__Trecho do documento__.
......

O Plenário aprovou ontem (07/04), o substitutivo do Senado ao Projeto de Lei 4208/01, do Executivo, que altera o Código de Processo Penal para criar mecanismos alternativos à prisão preventiva – as chamadas medidas cautelares. Foram rejeitados os artigos do texto dos senadores que buscavam acabar com a prisão especial para autoridades, graduados e integrantes de determinadas profissões. O projeto segue agora para sanção presidencial.

O texto aprovado pela Câmara cria nove instrumentos à disposição do juiz para limitar direitos do acusado sem precisar prendê-lo, no caso de infrações com menor potencial ofensivo. Hoje, para garantir a ordem pública e o andamento do inquérito ou do processo o juiz recorre à prisão preventiva. A partir da sanção do projeto, o magistrado poderá colocar o acusado sob monitoramento eletrônico; proibi-lo de frequentar determinados locais ou de se comunicar com certas pessoas; e determinar o seu recolhimento em casa durante a noite e nos dias de folga; entre outras medidas.

A expectativa do Executivo e da Associação dos Magistrados Brasileiros (AMB) é a de que as medidas cautelares diminuam o índice de presos provisórios do País, que chega a 44% da população carcerária atual.

......

Registros de dados armazenados:
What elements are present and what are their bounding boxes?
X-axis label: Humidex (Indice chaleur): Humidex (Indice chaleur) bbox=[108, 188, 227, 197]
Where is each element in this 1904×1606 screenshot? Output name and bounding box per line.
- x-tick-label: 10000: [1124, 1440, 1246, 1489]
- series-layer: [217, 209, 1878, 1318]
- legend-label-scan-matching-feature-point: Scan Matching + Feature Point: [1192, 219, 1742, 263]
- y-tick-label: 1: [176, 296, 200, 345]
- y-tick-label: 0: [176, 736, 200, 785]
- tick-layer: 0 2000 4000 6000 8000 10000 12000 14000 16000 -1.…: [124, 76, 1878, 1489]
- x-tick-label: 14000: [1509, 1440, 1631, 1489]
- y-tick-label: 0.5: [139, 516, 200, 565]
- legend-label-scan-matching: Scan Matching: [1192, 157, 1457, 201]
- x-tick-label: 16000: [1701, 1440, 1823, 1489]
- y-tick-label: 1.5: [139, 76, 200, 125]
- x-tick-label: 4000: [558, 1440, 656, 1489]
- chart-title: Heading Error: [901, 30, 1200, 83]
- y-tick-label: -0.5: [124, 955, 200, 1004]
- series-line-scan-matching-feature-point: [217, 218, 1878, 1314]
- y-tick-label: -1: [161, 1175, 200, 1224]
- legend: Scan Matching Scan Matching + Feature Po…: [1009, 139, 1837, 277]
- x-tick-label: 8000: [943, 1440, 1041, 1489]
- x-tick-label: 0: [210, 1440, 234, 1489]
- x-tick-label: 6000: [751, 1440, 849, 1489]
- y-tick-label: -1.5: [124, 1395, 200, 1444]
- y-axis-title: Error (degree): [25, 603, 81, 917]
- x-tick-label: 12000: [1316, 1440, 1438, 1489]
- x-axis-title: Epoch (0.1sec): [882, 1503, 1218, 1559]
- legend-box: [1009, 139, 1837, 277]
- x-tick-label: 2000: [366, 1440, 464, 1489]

......

__Exercício__.
Transcreva na íntegra o texto sobre a aprovação das medidas cautelares alternativas à prisão preventiva, sem alterar nenhuma palavra. A listagem não tem qualquer relevância para esta atividade.

__Resposta do exercício__.
O Plenário aprovou ontem (07/04), o substitutivo do Senado ao Projeto de Lei 4208/01, do Executivo, que altera o Código de Processo Penal para criar mecanismos alternativos à prisão preventiva – as chamadas medidas cautelares. Foram rejeitados os artigos do texto dos senadores que buscavam acabar com a prisão especial para autoridades, graduados e integrantes de determinadas profissões. O projeto segue agora para sanção presidencial.

O texto aprovado pela Câmara cria nove instrumentos à disposição do juiz para limitar direitos do acusado sem precisar prendê-lo, no caso de infrações com menor potencial ofensivo. Hoje, para garantir a ordem pública e o andamento do inquérito ou do processo o juiz recorre à prisão preventiva. A partir da sanção do projeto, o magistrado poderá colocar o acusado sob monitoramento eletrônico; proibi-lo de frequentar determinados locais ou de se comunicar com certas pessoas; e determinar o seu recolhimento em casa durante a noite e nos dias de folga; entre outras medidas.

A expectativa do Executivo e da Associação dos Magistrados Brasileiros (AMB) é a de que as medidas cautelares diminuam o índice de presos provisórios do País, que chega a 44% da população carcerária atual.